Data supplied
* * * * *
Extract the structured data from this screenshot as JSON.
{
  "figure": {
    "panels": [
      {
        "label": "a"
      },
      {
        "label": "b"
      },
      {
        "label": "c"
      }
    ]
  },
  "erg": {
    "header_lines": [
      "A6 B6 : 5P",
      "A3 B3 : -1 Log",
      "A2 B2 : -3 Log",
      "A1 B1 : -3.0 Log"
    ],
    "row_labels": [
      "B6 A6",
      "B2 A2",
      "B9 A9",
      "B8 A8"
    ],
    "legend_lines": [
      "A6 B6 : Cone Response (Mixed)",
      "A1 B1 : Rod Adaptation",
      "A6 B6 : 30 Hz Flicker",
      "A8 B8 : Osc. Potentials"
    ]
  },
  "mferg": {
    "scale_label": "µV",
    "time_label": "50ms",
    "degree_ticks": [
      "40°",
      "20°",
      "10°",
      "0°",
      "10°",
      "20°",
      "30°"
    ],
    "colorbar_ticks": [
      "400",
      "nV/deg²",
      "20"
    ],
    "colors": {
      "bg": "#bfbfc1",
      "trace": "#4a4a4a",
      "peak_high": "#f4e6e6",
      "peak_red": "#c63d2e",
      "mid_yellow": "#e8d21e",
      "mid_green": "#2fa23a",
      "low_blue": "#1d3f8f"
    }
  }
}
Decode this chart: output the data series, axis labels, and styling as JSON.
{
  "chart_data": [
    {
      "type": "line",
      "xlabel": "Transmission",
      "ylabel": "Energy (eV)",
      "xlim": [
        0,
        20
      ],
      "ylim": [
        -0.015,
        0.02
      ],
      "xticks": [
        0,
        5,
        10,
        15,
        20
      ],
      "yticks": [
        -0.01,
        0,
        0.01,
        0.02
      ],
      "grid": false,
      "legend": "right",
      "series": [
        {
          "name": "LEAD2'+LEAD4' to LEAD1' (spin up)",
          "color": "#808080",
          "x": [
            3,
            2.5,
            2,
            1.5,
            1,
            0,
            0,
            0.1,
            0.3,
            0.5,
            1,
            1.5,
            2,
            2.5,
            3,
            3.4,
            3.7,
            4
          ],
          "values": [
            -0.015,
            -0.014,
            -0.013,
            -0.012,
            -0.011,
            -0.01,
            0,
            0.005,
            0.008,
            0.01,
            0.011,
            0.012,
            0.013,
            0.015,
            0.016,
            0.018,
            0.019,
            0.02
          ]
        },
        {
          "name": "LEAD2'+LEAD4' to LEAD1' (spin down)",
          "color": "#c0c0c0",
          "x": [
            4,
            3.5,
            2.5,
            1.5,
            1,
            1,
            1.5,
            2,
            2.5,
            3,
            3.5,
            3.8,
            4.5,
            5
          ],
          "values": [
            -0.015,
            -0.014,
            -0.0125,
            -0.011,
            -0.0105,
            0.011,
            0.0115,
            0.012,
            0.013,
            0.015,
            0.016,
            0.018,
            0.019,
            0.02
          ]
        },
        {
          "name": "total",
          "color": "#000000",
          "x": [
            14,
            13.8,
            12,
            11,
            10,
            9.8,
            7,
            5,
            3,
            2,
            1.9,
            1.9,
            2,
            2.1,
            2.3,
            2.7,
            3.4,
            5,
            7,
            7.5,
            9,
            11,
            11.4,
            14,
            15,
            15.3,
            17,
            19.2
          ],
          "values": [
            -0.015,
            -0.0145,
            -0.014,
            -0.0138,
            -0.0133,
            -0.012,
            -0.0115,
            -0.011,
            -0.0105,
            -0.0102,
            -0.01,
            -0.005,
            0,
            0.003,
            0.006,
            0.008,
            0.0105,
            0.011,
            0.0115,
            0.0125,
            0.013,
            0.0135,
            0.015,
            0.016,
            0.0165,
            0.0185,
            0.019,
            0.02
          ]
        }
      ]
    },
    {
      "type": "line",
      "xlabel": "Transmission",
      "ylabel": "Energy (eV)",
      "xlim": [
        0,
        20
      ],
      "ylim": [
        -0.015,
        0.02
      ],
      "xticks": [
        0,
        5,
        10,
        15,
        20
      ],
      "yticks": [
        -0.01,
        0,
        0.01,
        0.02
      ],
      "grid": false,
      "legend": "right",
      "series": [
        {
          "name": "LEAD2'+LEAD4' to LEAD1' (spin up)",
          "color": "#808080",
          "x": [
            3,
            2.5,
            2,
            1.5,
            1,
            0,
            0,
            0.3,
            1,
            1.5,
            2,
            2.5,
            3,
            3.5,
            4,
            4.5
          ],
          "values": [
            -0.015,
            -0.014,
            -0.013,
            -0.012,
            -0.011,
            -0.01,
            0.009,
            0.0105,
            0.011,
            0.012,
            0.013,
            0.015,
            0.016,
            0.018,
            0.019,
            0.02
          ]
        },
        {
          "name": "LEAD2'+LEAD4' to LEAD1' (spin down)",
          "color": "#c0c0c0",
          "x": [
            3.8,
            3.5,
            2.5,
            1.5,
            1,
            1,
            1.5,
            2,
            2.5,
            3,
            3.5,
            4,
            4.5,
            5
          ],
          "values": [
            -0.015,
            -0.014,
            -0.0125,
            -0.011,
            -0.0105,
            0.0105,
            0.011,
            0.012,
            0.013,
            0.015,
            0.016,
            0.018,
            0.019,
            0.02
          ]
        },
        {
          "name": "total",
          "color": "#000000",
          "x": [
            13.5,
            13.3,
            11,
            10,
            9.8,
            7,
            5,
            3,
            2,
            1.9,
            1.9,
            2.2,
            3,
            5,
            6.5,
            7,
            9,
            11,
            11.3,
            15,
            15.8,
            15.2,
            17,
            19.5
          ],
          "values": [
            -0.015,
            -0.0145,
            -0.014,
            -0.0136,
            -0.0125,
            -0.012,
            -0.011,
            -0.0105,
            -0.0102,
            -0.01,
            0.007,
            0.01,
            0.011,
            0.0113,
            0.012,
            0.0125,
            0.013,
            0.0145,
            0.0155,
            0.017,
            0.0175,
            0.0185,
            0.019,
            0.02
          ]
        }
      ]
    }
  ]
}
* * * * *
Using the listing above, please repeat every entry exactly.

Exercise solution
Extract the structured data from this screenshot as JSON.
{
  "figure": {
    "panels": [
      {
        "label": "a"
      },
      {
        "label": "b"
      },
      {
        "label": "c"
      }
    ]
  },
  "erg": {
    "header_lines": [
      "A6 B6 : 5P",
      "A3 B3 : -1 Log",
      "A2 B2 : -3 Log",
      "A1 B1 : -3.0 Log"
    ],
    "row_labels": [
      "B6 A6",
      "B2 A2",
      "B9 A9",
      "B8 A8"
    ],
    "legend_lines": [
      "A6 B6 : Cone Response (Mixed)",
      "A1 B1 : Rod Adaptation",
      "A6 B6 : 30 Hz Flicker",
      "A8 B8 : Osc. Potentials"
    ]
  },
  "mferg": {
    "scale_label": "µV",
    "time_label": "50ms",
    "degree_ticks": [
      "40°",
      "20°",
      "10°",
      "0°",
      "10°",
      "20°",
      "30°"
    ],
    "colorbar_ticks": [
      "400",
      "nV/deg²",
      "20"
    ],
    "colors": {
      "bg": "#bfbfc1",
      "trace": "#4a4a4a",
      "peak_high": "#f4e6e6",
      "peak_red": "#c63d2e",
      "mid_yellow": "#e8d21e",
      "mid_green": "#2fa23a",
      "low_blue": "#1d3f8f"
    }
  }
}
Decode this chart: output the data series, axis labels, and styling as JSON.
{
  "chart_data": [
    {
      "type": "line",
      "xlabel": "Transmission",
      "ylabel": "Energy (eV)",
      "xlim": [
        0,
        20
      ],
      "ylim": [
        -0.015,
        0.02
      ],
      "xticks": [
        0,
        5,
        10,
        15,
        20
      ],
      "yticks": [
        -0.01,
        0,
        0.01,
        0.02
      ],
      "grid": false,
      "legend": "right",
      "series": [
        {
          "name": "LEAD2'+LEAD4' to LEAD1' (spin up)",
          "color": "#808080",
          "x": [
            3,
            2.5,
            2,
            1.5,
            1,
            0,
            0,
            0.1,
            0.3,
            0.5,
            1,
            1.5,
            2,
            2.5,
            3,
            3.4,
            3.7,
            4
          ],
          "values": [
            -0.015,
            -0.014,
            -0.013,
            -0.012,
            -0.011,
            -0.01,
            0,
            0.005,
            0.008,
            0.01,
            0.011,
            0.012,
            0.013,
            0.015,
            0.016,
            0.018,
            0.019,
            0.02
          ]
        },
        {
          "name": "LEAD2'+LEAD4' to LEAD1' (spin down)",
          "color": "#c0c0c0",
          "x": [
            4,
            3.5,
            2.5,
            1.5,
            1,
            1,
            1.5,
            2,
            2.5,
            3,
            3.5,
            3.8,
            4.5,
            5
          ],
          "values": [
            -0.015,
            -0.014,
            -0.0125,
            -0.011,
            -0.0105,
            0.011,
            0.0115,
            0.012,
            0.013,
            0.015,
            0.016,
            0.018,
            0.019,
            0.02
          ]
        },
        {
          "name": "total",
          "color": "#000000",
          "x": [
            14,
            13.8,
            12,
            11,
            10,
            9.8,
            7,
            5,
            3,
            2,
            1.9,
            1.9,
            2,
            2.1,
            2.3,
            2.7,
            3.4,
            5,
            7,
            7.5,
            9,
            11,
            11.4,
            14,
            15,
            15.3,
            17,
            19.2
          ],
          "values": [
            -0.015,
            -0.0145,
            -0.014,
            -0.0138,
            -0.0133,
            -0.012,
            -0.0115,
            -0.011,
            -0.0105,
            -0.0102,
            -0.01,
            -0.005,
            0,
            0.003,
            0.006,
            0.008,
            0.0105,
            0.011,
            0.0115,
            0.0125,
            0.013,
            0.0135,
            0.015,
            0.016,
            0.0165,
            0.0185,
            0.019,
            0.02
          ]
        }
      ]
    },
    {
      "type": "line",
      "xlabel": "Transmission",
      "ylabel": "Energy (eV)",
      "xlim": [
        0,
        20
      ],
      "ylim": [
        -0.015,
        0.02
      ],
      "xticks": [
        0,
        5,
        10,
        15,
        20
      ],
      "yticks": [
        -0.01,
        0,
        0.01,
        0.02
      ],
      "grid": false,
      "legend": "right",
      "series": [
        {
          "name": "LEAD2'+LEAD4' to LEAD1' (spin up)",
          "color": "#808080",
          "x": [
            3,
            2.5,
            2,
            1.5,
            1,
            0,
            0,
            0.3,
            1,
            1.5,
            2,
            2.5,
            3,
            3.5,
            4,
            4.5
          ],
          "values": [
            -0.015,
            -0.014,
            -0.013,
            -0.012,
            -0.011,
            -0.01,
            0.009,
            0.0105,
            0.011,
            0.012,
            0.013,
            0.015,
            0.016,
            0.018,
            0.019,
            0.02
          ]
        },
        {
          "name": "LEAD2'+LEAD4' to LEAD1' (spin down)",
          "color": "#c0c0c0",
          "x": [
            3.8,
            3.5,
            2.5,
            1.5,
            1,
            1,
            1.5,
            2,
            2.5,
            3,
            3.5,
            4,
            4.5,
            5
          ],
          "values": [
            -0.015,
            -0.014,
            -0.0125,
            -0.011,
            -0.0105,
            0.0105,
            0.011,
            0.012,
            0.013,
            0.015,
            0.016,
            0.018,
            0.019,
            0.02
          ]
        },
        {
          "name": "total",
          "color": "#000000",
          "x": [
            13.5,
            13.3,
            11,
            10,
            9.8,
            7,
            5,
            3,
            2,
            1.9,
            1.9,
            2.2,
            3,
            5,
            6.5,
            7,
            9,
            11,
            11.3,
            15,
            15.8,
            15.2,
            17,
            19.5
          ],
          "values": [
            -0.015,
            -0.0145,
            -0.014,
            -0.0136,
            -0.0125,
            -0.012,
            -0.011,
            -0.0105,
            -0.0102,
            -0.01,
            0.007,
            0.01,
            0.011,
            0.0113,
            0.012,
            0.0125,
            0.013,
            0.0145,
            0.0155,
            0.017,
            0.0175,
            0.0185,
            0.019,
            0.02
          ]
        }
      ]
    }
  ]
}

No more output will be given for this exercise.